*Short problem:* Repeat the material below exactly, line for line.

☆ ☆ ☆ ☆

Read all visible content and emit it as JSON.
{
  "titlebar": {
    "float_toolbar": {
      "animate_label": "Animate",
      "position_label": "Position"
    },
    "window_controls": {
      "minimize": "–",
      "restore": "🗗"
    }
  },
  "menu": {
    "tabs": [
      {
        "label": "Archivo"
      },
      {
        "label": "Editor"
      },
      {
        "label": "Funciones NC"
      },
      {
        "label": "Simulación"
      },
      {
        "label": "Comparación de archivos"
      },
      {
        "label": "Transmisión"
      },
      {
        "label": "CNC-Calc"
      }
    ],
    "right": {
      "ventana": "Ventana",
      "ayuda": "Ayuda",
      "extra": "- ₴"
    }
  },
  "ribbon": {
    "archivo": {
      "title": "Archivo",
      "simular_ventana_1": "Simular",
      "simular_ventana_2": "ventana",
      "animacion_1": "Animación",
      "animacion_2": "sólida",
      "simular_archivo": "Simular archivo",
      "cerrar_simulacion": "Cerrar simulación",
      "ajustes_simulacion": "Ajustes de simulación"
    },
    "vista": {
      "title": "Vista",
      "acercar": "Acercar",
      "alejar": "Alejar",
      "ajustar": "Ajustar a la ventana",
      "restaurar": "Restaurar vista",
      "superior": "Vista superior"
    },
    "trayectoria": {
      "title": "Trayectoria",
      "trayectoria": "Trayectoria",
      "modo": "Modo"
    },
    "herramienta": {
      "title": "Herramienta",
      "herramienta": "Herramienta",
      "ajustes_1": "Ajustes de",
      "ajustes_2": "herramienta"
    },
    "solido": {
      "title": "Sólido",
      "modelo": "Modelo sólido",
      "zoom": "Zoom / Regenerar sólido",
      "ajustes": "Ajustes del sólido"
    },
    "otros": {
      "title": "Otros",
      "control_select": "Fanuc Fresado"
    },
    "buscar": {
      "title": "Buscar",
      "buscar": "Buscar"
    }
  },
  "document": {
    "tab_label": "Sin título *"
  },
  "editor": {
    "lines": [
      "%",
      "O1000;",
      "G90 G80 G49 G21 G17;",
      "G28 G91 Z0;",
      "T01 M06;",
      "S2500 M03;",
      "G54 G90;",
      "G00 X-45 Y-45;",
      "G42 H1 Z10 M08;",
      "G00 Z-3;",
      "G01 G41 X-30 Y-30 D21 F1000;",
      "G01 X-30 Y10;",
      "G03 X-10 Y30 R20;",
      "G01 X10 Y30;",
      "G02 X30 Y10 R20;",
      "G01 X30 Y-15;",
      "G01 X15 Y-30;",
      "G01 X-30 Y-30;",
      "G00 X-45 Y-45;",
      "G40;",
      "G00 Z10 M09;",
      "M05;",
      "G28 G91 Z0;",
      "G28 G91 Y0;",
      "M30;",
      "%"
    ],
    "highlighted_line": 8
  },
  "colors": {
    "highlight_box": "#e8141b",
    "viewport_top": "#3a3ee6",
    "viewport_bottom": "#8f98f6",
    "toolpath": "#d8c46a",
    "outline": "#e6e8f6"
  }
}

☆ ☆ ☆ ☆

*Exercise output:*
Read all visible content and emit it as JSON.
{
  "titlebar": {
    "float_toolbar": {
      "animate_label": "Animate",
      "position_label": "Position"
    },
    "window_controls": {
      "minimize": "–",
      "restore": "🗗"
    }
  },
  "menu": {
    "tabs": [
      {
        "label": "Archivo"
      },
      {
        "label": "Editor"
      },
      {
        "label": "Funciones NC"
      },
      {
        "label": "Simulación"
      },
      {
        "label": "Comparación de archivos"
      },
      {
        "label": "Transmisión"
      },
      {
        "label": "CNC-Calc"
      }
    ],
    "right": {
      "ventana": "Ventana",
      "ayuda": "Ayuda",
      "extra": "- ₴"
    }
  },
  "ribbon": {
    "archivo": {
      "title": "Archivo",
      "simular_ventana_1": "Simular",
      "simular_ventana_2": "ventana",
      "animacion_1": "Animación",
      "animacion_2": "sólida",
      "simular_archivo": "Simular archivo",
      "cerrar_simulacion": "Cerrar simulación",
      "ajustes_simulacion": "Ajustes de simulación"
    },
    "vista": {
      "title": "Vista",
      "acercar": "Acercar",
      "alejar": "Alejar",
      "ajustar": "Ajustar a la ventana",
      "restaurar": "Restaurar vista",
      "superior": "Vista superior"
    },
    "trayectoria": {
      "title": "Trayectoria",
      "trayectoria": "Trayectoria",
      "modo": "Modo"
    },
    "herramienta": {
      "title": "Herramienta",
      "herramienta": "Herramienta",
      "ajustes_1": "Ajustes de",
      "ajustes_2": "herramienta"
    },
    "solido": {
      "title": "Sólido",
      "modelo": "Modelo sólido",
      "zoom": "Zoom / Regenerar sólido",
      "ajustes": "Ajustes del sólido"
    },
    "otros": {
      "title": "Otros",
      "control_select": "Fanuc Fresado"
    },
    "buscar": {
      "title": "Buscar",
      "buscar": "Buscar"
    }
  },
  "document": {
    "tab_label": "Sin título *"
  },
  "editor": {
    "lines": [
      "%",
      "O1000;",
      "G90 G80 G49 G21 G17;",
      "G28 G91 Z0;",
      "T01 M06;",
      "S2500 M03;",
      "G54 G90;",
      "G00 X-45 Y-45;",
      "G42 H1 Z10 M08;",
      "G00 Z-3;",
      "G01 G41 X-30 Y-30 D21 F1000;",
      "G01 X-30 Y10;",
      "G03 X-10 Y30 R20;",
      "G01 X10 Y30;",
      "G02 X30 Y10 R20;",
      "G01 X30 Y-15;",
      "G01 X15 Y-30;",
      "G01 X-30 Y-30;",
      "G00 X-45 Y-45;",
      "G40;",
      "G00 Z10 M09;",
      "M05;",
      "G28 G91 Z0;",
      "G28 G91 Y0;",
      "M30;",
      "%"
    ],
    "highlighted_line": 8
  },
  "colors": {
    "highlight_box": "#e8141b",
    "viewport_top": "#3a3ee6",
    "viewport_bottom": "#8f98f6",
    "toolpath": "#d8c46a",
    "outline": "#e6e8f6"
  }
}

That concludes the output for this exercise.